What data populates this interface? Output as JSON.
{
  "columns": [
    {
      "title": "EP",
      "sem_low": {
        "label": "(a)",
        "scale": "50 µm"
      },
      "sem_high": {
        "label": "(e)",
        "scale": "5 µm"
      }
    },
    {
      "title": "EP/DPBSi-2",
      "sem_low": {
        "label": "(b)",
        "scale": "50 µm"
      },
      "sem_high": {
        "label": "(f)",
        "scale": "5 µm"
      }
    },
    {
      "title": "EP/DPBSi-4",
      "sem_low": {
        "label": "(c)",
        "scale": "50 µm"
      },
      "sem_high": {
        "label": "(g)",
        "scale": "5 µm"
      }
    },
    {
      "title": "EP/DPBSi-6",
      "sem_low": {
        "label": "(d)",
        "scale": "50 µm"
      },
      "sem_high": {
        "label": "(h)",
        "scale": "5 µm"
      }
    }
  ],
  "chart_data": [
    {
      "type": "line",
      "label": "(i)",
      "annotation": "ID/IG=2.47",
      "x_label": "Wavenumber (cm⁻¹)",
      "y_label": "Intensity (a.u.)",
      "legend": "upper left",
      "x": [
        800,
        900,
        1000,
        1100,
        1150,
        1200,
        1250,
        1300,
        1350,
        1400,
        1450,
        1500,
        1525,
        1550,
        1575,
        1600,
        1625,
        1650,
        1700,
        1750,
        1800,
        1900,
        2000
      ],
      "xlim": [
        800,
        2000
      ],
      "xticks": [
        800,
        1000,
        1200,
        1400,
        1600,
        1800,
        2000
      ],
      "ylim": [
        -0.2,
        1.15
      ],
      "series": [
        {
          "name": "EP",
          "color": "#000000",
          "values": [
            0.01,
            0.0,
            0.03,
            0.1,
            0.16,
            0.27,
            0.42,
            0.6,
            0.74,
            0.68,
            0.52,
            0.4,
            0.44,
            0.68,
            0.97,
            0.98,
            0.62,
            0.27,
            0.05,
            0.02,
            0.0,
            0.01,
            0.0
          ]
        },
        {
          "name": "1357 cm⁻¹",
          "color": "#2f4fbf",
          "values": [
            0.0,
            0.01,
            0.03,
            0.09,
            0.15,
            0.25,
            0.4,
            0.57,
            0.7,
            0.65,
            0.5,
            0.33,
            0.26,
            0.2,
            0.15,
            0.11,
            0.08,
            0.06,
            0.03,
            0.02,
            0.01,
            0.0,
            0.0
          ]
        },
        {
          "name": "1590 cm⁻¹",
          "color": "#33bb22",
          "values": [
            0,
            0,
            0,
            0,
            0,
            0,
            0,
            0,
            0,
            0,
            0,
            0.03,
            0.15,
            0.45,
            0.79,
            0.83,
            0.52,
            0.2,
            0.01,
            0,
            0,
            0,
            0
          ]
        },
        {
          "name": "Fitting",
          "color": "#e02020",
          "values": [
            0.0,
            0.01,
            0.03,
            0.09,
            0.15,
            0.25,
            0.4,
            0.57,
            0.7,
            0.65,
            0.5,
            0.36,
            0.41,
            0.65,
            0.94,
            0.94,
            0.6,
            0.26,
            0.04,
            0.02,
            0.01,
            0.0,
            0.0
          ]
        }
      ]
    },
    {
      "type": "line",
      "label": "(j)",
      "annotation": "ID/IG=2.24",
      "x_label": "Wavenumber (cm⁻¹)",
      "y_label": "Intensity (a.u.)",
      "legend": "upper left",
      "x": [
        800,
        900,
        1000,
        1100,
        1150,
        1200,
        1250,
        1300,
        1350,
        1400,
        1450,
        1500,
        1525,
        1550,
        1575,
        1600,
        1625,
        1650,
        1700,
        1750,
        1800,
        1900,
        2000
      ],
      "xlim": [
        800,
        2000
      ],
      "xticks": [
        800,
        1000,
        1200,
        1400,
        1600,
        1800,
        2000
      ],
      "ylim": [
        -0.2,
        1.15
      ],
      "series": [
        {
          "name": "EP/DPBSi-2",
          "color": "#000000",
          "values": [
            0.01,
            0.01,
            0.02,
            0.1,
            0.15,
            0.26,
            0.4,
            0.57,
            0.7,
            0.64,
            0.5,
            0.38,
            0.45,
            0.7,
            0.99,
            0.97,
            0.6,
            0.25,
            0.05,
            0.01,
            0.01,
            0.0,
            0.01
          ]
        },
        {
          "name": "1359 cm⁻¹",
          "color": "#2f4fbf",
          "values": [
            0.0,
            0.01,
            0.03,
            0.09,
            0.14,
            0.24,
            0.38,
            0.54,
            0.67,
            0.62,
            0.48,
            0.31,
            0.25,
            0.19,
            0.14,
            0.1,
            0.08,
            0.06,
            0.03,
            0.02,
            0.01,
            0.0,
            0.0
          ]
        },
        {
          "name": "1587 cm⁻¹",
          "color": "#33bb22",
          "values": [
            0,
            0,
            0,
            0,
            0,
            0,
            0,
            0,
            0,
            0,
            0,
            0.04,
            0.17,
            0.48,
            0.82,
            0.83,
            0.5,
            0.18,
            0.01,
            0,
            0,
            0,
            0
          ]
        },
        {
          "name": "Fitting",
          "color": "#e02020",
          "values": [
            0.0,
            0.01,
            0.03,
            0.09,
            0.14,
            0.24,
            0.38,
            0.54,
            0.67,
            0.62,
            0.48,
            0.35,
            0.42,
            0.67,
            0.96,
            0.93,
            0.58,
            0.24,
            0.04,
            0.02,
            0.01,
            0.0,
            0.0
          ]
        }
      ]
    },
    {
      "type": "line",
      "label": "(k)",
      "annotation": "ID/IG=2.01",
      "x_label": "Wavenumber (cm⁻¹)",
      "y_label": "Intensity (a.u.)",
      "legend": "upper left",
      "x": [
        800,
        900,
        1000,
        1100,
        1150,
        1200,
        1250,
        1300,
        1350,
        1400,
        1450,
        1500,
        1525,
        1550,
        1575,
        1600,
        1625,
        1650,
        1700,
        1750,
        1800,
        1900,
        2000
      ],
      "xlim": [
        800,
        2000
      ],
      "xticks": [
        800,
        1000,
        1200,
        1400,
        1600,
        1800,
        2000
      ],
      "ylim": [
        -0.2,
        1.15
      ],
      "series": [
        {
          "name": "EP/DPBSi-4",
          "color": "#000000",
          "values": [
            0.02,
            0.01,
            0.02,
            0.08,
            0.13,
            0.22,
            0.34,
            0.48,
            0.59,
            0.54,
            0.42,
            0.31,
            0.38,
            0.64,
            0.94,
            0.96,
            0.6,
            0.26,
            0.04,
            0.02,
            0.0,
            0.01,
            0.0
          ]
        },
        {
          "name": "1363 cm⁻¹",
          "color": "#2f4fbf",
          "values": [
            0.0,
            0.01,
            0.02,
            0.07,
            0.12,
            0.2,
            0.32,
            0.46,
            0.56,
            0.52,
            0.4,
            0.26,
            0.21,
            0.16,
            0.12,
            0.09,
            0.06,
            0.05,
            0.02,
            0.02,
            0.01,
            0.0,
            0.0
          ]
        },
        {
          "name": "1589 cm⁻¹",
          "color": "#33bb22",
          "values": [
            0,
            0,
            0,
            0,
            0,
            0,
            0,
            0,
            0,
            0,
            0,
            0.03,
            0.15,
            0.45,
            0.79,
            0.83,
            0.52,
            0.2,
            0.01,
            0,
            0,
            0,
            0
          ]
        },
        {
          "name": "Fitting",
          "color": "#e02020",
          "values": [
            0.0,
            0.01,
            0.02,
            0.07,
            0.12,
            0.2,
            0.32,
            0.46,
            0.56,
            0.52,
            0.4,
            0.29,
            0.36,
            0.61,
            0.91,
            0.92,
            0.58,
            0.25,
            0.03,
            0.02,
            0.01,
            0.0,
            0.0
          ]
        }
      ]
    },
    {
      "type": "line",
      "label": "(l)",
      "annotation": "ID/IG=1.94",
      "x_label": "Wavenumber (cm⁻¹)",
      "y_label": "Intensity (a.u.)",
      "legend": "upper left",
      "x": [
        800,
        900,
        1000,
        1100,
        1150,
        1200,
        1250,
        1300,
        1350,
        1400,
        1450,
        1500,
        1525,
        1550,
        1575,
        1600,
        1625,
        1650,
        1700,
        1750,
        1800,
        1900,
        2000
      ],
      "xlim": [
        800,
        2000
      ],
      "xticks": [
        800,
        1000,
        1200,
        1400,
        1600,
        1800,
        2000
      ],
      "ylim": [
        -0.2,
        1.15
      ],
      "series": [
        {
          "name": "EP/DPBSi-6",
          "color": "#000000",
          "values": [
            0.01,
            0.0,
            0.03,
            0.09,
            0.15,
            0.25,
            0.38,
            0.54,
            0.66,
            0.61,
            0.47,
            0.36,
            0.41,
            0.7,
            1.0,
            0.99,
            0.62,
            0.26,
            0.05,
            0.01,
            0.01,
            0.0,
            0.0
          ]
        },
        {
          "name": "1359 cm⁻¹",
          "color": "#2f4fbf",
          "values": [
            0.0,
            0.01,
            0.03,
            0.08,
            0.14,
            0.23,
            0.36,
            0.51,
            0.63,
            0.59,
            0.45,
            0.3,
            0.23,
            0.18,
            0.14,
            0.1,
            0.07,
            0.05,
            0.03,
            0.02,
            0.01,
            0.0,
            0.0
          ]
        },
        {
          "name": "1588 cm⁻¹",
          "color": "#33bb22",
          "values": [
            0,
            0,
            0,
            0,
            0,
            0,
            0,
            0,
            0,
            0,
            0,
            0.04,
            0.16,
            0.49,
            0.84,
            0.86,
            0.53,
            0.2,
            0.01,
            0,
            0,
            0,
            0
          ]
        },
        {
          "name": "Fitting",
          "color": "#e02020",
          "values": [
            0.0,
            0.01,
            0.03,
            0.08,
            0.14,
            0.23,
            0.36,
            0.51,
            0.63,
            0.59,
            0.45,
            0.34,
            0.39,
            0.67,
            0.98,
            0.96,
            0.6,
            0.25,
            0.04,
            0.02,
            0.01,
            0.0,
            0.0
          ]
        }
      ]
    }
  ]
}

::::::

■ WHAT YOU HAVE TO DO
Select all lines in the listing that include the word "annotation".

■ IN RESPONSE
      "annotation": "ID/IG=2.47",
      "annotation": "ID/IG=2.24",
      "annotation": "ID/IG=2.01",
      "annotation": "ID/IG=1.94",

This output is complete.